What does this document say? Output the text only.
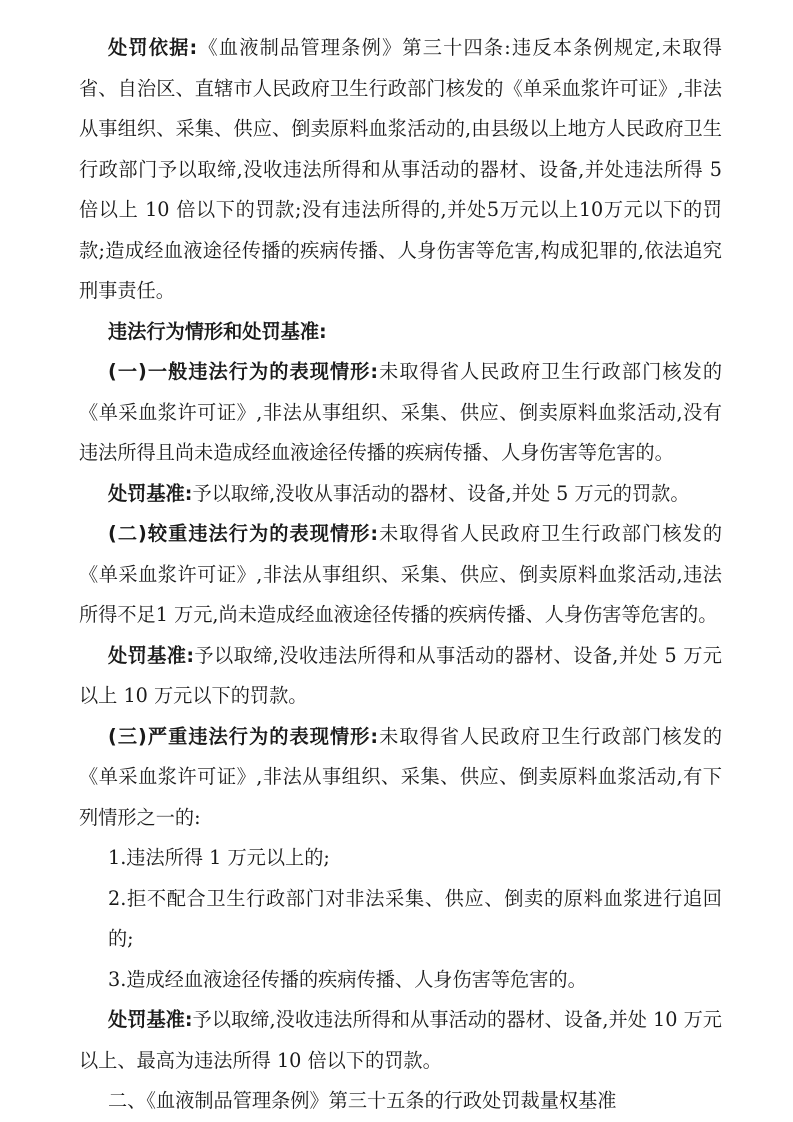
处罚依据:《血液制品管理条例》第三十四条:违反本条例规定,未取得省、自治区、直辖市人民政府卫生行政部门核发的《单采血浆许可证》,非法从事组织、采集、供应、倒卖原料血浆活动的,由县级以上地方人民政府卫生行政部门予以取缔,没收违法所得和从事活动的器材、设备,并处违法所得 5 倍以上 10 倍以下的罚款;没有违法所得的,并处5万元以上10万元以下的罚款;造成经血液途径传播的疾病传播、人身伤害等危害,构成犯罪的,依法追究刑事责任。

违法行为情形和处罚基准:

(一)一般违法行为的表现情形:未取得省人民政府卫生行政部门核发的《单采血浆许可证》,非法从事组织、采集、供应、倒卖原料血浆活动,没有违法所得且尚未造成经血液途径传播的疾病传播、人身伤害等危害的。

处罚基准:予以取缔,没收从事活动的器材、设备,并处 5 万元的罚款。

(二)较重违法行为的表现情形:未取得省人民政府卫生行政部门核发的《单采血浆许可证》,非法从事组织、采集、供应、倒卖原料血浆活动,违法所得不足1 万元,尚未造成经血液途径传播的疾病传播、人身伤害等危害的。

处罚基准:予以取缔,没收违法所得和从事活动的器材、设备,并处 5 万元以上 10 万元以下的罚款。

(三)严重违法行为的表现情形:未取得省人民政府卫生行政部门核发的《单采血浆许可证》,非法从事组织、采集、供应、倒卖原料血浆活动,有下列情形之一的:

1.违法所得 1 万元以上的;

2.拒不配合卫生行政部门对非法采集、供应、倒卖的原料血浆进行追回的;

3.造成经血液途径传播的疾病传播、人身伤害等危害的。

处罚基准:予以取缔,没收违法所得和从事活动的器材、设备,并处 10 万元以上、最高为违法所得 10 倍以下的罚款。

二、《血液制品管理条例》第三十五条的行政处罚裁量权基准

◇ ◇ ◇

**Problem to solve:** Transcribe the records verbatim and omit the images.

**Result of this task:**
What does this document say? Output the text only.
处罚依据:《血液制品管理条例》第三十四条:违反本条例规定,未取得省、自治区、直辖市人民政府卫生行政部门核发的《单采血浆许可证》,非法从事组织、采集、供应、倒卖原料血浆活动的,由县级以上地方人民政府卫生行政部门予以取缔,没收违法所得和从事活动的器材、设备,并处违法所得 5 倍以上 10 倍以下的罚款;没有违法所得的,并处5万元以上10万元以下的罚款;造成经血液途径传播的疾病传播、人身伤害等危害,构成犯罪的,依法追究刑事责任。

违法行为情形和处罚基准:

(一)一般违法行为的表现情形:未取得省人民政府卫生行政部门核发的《单采血浆许可证》,非法从事组织、采集、供应、倒卖原料血浆活动,没有违法所得且尚未造成经血液途径传播的疾病传播、人身伤害等危害的。

处罚基准:予以取缔,没收从事活动的器材、设备,并处 5 万元的罚款。

(二)较重违法行为的表现情形:未取得省人民政府卫生行政部门核发的《单采血浆许可证》,非法从事组织、采集、供应、倒卖原料血浆活动,违法所得不足1 万元,尚未造成经血液途径传播的疾病传播、人身伤害等危害的。

处罚基准:予以取缔,没收违法所得和从事活动的器材、设备,并处 5 万元以上 10 万元以下的罚款。

(三)严重违法行为的表现情形:未取得省人民政府卫生行政部门核发的《单采血浆许可证》,非法从事组织、采集、供应、倒卖原料血浆活动,有下列情形之一的:

1.违法所得 1 万元以上的;

2.拒不配合卫生行政部门对非法采集、供应、倒卖的原料血浆进行追回的;

3.造成经血液途径传播的疾病传播、人身伤害等危害的。

处罚基准:予以取缔,没收违法所得和从事活动的器材、设备,并处 10 万元以上、最高为违法所得 10 倍以下的罚款。

二、《血液制品管理条例》第三十五条的行政处罚裁量权基准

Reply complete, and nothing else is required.